• What to work on: Below are the records; pull every line that includes "Hazard".

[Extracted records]
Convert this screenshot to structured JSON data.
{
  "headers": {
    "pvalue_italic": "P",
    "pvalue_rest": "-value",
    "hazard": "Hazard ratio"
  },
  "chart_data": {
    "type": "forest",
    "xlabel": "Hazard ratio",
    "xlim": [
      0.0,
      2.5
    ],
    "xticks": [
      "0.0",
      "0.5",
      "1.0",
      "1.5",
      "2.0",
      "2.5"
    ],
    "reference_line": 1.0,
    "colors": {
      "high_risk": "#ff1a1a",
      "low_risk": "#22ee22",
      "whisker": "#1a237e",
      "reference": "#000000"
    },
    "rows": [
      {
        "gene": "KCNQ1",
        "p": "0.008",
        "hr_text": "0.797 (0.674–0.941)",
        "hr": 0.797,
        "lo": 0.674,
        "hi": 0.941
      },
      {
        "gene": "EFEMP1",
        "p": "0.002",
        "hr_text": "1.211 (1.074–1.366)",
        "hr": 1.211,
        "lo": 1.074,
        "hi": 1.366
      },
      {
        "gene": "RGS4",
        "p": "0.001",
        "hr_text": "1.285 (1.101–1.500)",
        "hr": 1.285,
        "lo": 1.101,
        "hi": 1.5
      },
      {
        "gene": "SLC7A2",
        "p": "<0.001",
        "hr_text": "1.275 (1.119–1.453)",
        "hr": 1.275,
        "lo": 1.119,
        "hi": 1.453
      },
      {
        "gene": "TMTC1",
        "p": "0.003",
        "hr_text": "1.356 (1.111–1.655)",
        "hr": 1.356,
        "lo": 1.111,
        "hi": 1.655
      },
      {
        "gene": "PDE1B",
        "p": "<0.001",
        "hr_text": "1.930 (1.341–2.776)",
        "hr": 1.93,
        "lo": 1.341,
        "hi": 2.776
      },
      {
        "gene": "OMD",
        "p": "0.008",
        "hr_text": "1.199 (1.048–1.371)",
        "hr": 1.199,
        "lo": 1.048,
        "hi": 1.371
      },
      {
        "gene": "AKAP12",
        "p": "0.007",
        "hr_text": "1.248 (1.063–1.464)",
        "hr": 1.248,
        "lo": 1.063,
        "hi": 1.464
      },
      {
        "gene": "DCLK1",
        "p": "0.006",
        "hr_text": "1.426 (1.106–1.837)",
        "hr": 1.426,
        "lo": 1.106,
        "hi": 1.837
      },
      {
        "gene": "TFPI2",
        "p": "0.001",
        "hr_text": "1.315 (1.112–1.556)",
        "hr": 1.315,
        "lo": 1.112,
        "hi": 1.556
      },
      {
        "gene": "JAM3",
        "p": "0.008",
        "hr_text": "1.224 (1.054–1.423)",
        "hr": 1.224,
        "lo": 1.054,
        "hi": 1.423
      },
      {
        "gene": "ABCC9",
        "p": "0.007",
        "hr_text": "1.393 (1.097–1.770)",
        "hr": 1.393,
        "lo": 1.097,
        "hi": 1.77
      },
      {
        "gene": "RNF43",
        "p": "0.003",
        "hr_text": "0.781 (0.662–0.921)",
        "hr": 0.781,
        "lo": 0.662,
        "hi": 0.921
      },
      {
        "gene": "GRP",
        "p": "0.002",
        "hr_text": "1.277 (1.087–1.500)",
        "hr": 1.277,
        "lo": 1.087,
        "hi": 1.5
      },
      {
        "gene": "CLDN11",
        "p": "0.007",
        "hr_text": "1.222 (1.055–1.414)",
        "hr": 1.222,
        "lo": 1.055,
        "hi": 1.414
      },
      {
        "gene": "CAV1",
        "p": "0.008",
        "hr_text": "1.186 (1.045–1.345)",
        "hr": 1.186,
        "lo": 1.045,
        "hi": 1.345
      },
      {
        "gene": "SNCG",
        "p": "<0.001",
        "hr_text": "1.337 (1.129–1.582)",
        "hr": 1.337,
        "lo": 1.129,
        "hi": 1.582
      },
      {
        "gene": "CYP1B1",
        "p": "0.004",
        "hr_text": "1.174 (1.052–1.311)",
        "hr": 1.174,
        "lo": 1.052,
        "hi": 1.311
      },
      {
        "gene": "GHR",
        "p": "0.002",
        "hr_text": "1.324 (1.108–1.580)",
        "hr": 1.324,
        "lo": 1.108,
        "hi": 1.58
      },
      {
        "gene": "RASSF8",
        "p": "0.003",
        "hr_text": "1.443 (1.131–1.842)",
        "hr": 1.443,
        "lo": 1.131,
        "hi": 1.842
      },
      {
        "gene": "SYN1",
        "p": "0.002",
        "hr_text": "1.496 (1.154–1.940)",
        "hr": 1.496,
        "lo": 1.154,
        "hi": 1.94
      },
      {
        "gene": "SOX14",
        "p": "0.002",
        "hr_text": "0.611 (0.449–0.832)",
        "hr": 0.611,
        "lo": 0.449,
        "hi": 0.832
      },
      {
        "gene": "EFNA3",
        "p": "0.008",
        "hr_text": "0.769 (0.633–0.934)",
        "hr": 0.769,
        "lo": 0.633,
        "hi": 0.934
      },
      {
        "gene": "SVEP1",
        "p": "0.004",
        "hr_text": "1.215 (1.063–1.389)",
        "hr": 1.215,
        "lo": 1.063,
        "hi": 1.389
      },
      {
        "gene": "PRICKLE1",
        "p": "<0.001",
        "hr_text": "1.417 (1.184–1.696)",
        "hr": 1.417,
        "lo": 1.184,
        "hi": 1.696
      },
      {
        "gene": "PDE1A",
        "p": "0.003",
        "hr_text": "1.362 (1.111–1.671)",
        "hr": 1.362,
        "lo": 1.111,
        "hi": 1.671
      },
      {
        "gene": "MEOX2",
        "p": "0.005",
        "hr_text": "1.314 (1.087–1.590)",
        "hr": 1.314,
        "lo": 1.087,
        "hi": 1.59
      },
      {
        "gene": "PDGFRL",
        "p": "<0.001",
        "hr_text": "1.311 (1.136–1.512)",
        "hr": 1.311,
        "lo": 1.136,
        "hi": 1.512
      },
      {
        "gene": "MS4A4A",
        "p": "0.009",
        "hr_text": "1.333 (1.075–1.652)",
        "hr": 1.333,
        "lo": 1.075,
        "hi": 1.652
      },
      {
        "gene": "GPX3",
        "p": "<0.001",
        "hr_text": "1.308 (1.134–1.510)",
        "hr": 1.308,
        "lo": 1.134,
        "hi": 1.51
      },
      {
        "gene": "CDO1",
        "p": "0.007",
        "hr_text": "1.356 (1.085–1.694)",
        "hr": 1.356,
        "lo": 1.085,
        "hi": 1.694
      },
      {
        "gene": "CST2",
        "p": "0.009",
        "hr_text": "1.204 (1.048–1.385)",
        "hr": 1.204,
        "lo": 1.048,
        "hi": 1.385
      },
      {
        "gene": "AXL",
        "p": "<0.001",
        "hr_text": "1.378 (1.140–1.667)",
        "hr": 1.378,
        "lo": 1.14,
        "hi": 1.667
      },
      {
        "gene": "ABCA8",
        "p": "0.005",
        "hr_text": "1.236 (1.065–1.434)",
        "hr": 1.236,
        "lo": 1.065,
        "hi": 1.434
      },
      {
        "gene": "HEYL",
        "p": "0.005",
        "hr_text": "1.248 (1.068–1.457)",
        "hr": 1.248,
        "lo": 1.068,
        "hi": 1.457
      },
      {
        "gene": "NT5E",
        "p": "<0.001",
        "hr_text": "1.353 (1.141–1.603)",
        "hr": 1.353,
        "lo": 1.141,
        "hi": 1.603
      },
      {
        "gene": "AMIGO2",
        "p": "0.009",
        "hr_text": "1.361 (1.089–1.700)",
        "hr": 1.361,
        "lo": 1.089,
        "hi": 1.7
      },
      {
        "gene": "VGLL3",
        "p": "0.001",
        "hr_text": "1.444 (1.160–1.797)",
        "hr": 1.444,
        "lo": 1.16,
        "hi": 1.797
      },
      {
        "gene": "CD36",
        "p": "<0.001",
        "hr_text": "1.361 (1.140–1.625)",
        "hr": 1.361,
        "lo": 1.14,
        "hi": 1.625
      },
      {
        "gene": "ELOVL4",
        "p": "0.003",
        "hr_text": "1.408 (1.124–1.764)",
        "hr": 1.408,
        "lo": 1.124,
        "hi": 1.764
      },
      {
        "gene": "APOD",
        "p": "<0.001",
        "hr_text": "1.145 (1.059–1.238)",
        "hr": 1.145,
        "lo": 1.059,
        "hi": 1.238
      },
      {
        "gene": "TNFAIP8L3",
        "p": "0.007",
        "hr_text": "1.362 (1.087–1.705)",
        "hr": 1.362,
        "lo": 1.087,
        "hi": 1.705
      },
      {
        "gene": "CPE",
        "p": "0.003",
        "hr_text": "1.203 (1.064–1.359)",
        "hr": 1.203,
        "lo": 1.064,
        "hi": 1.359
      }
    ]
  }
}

• Solution below:
    "hazard": "Hazard ratio"
    "xlabel": "Hazard ratio",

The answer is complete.